Task directions
Locate every line in the entries below that contains the string "search" and copy each of those lines.

Extracted information
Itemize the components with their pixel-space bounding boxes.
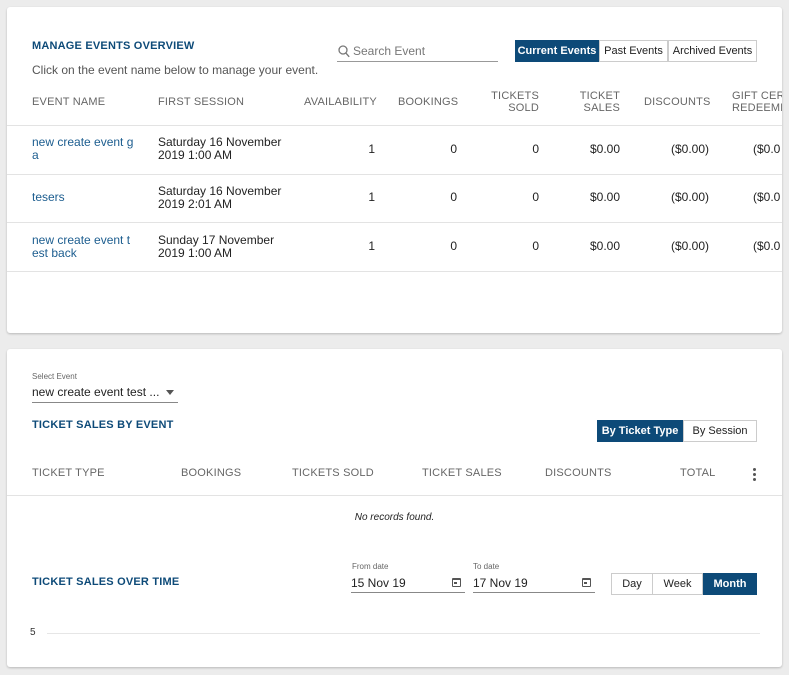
chart-gridline [47, 633, 760, 634]
manage-events-card: MANAGE EVENTS OVERVIEW Click on the even… [7, 7, 782, 333]
column-header-bookings: BOOKINGS [398, 96, 459, 108]
table-divider [7, 495, 782, 496]
availability-cell: 1 [368, 142, 375, 156]
gift-cert-cell: ($0.0 [753, 239, 781, 253]
event-name-link[interactable]: new create event g a [32, 136, 133, 162]
column-header-tickets-sold: TICKETS SOLD [491, 90, 539, 114]
discounts-cell: ($0.00) [670, 239, 709, 253]
availability-cell: 1 [368, 190, 375, 204]
to-date-field[interactable]: 17 Nov 19 [473, 573, 595, 593]
bookings-cell: 0 [450, 239, 457, 253]
discounts-cell: ($0.00) [670, 190, 709, 204]
sales-over-time-title: TICKET SALES OVER TIME [32, 576, 180, 588]
gift-cert-cell: ($0.0 [753, 190, 781, 204]
gift-cert-cell: ($0.0 [753, 142, 781, 156]
column-header-total: TOTAL [680, 467, 716, 479]
tab-archived-events[interactable]: Archived Events [668, 40, 757, 62]
bookings-cell: 0 [450, 190, 457, 204]
overview-subtitle: Click on the event name below to manage … [32, 63, 319, 77]
search-icon [338, 45, 350, 58]
tickets-sold-cell: 0 [532, 190, 539, 204]
from-date-field[interactable]: 15 Nov 19 [351, 573, 465, 593]
search-field[interactable] [337, 42, 498, 62]
first-session-cell: Sunday 17 November 2019 1:00 AM [158, 233, 275, 260]
ticket-sales-card: Select Event new create event test ... T… [7, 349, 782, 667]
more-vertical-icon[interactable] [753, 468, 757, 483]
table-divider [7, 125, 782, 126]
calendar-icon[interactable] [452, 578, 461, 587]
ticket-sales-cell: $0.00 [589, 142, 620, 156]
column-header-tickets-sold: TICKETS SOLD [292, 467, 374, 479]
overview-title: MANAGE EVENTS OVERVIEW [32, 40, 195, 52]
tab-past-events[interactable]: Past Events [599, 40, 668, 62]
select-event-value: new create event test ... [32, 385, 160, 399]
column-header-ticket-sales: TICKET SALES [579, 90, 620, 114]
range-week-button[interactable]: Week [652, 573, 703, 595]
toggle-by-session[interactable]: By Session [683, 420, 757, 442]
column-header-ticket-sales: TICKET SALES [422, 467, 502, 479]
column-header-discounts: DISCOUNTS [644, 96, 711, 108]
row-divider [7, 222, 782, 223]
column-header-event-name: EVENT NAME [32, 96, 106, 108]
tickets-sold-cell: 0 [532, 142, 539, 156]
availability-cell: 1 [368, 239, 375, 253]
ticket-sales-cell: $0.00 [589, 239, 620, 253]
column-header-gift-cert-redeemed: GIFT CER REDEEME [732, 90, 782, 114]
first-session-cell: Saturday 16 November 2019 2:01 AM [158, 184, 282, 211]
calendar-icon[interactable] [582, 578, 591, 587]
from-date-label: From date [352, 562, 389, 571]
column-header-bookings: BOOKINGS [181, 467, 242, 479]
to-date-value: 17 Nov 19 [473, 576, 528, 590]
event-name-link[interactable]: new create event t est back [32, 234, 130, 260]
column-header-ticket-type: TICKET TYPE [32, 467, 105, 479]
toggle-by-ticket-type[interactable]: By Ticket Type [597, 420, 683, 442]
event-name-link[interactable]: tesers [32, 191, 65, 204]
no-records-message: No records found. [354, 512, 435, 523]
range-month-button[interactable]: Month [703, 573, 757, 595]
row-divider [7, 271, 782, 272]
column-header-first-session: FIRST SESSION [158, 96, 245, 108]
row-divider [7, 174, 782, 175]
sales-by-event-title: TICKET SALES BY EVENT [32, 419, 174, 431]
ticket-sales-cell: $0.00 [589, 190, 620, 204]
select-event-label: Select Event [32, 372, 77, 381]
to-date-label: To date [473, 562, 500, 571]
tickets-sold-cell: 0 [532, 239, 539, 253]
column-header-discounts: DISCOUNTS [545, 467, 612, 479]
y-axis-tick-label: 5 [30, 627, 36, 638]
search-input[interactable] [353, 44, 479, 58]
first-session-cell: Saturday 16 November 2019 1:00 AM [158, 135, 282, 162]
from-date-value: 15 Nov 19 [351, 576, 406, 590]
column-header-availability: AVAILABILITY [304, 96, 377, 108]
tab-current-events[interactable]: Current Events [515, 40, 599, 62]
discounts-cell: ($0.00) [670, 142, 709, 156]
select-event-dropdown[interactable]: new create event test ... [32, 383, 178, 403]
chevron-down-icon [166, 390, 174, 395]
range-day-button[interactable]: Day [611, 573, 653, 595]
bookings-cell: 0 [450, 142, 457, 156]
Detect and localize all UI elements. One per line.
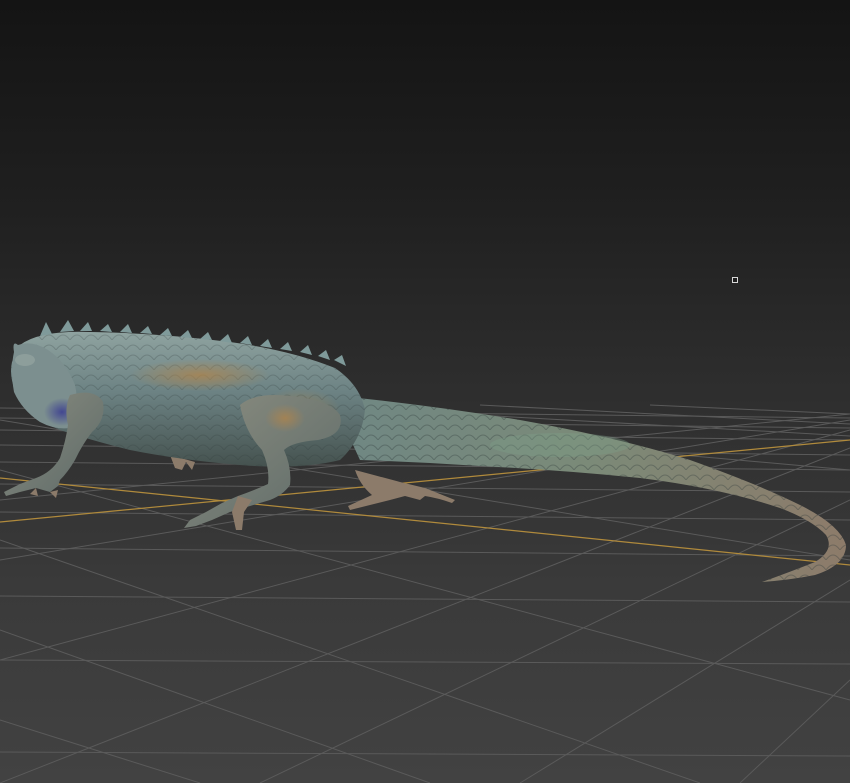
selection-pivot-icon[interactable] — [732, 277, 738, 283]
far-hind-leg — [348, 470, 455, 510]
3d-viewport[interactable] — [0, 0, 850, 783]
scene-canvas[interactable] — [0, 0, 850, 783]
lizard-model[interactable] — [4, 320, 846, 582]
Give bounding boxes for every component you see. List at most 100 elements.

The reply
search-icon [338, 45, 350, 58]
search-field[interactable] [337, 42, 498, 62]
search-input[interactable] [353, 44, 479, 58]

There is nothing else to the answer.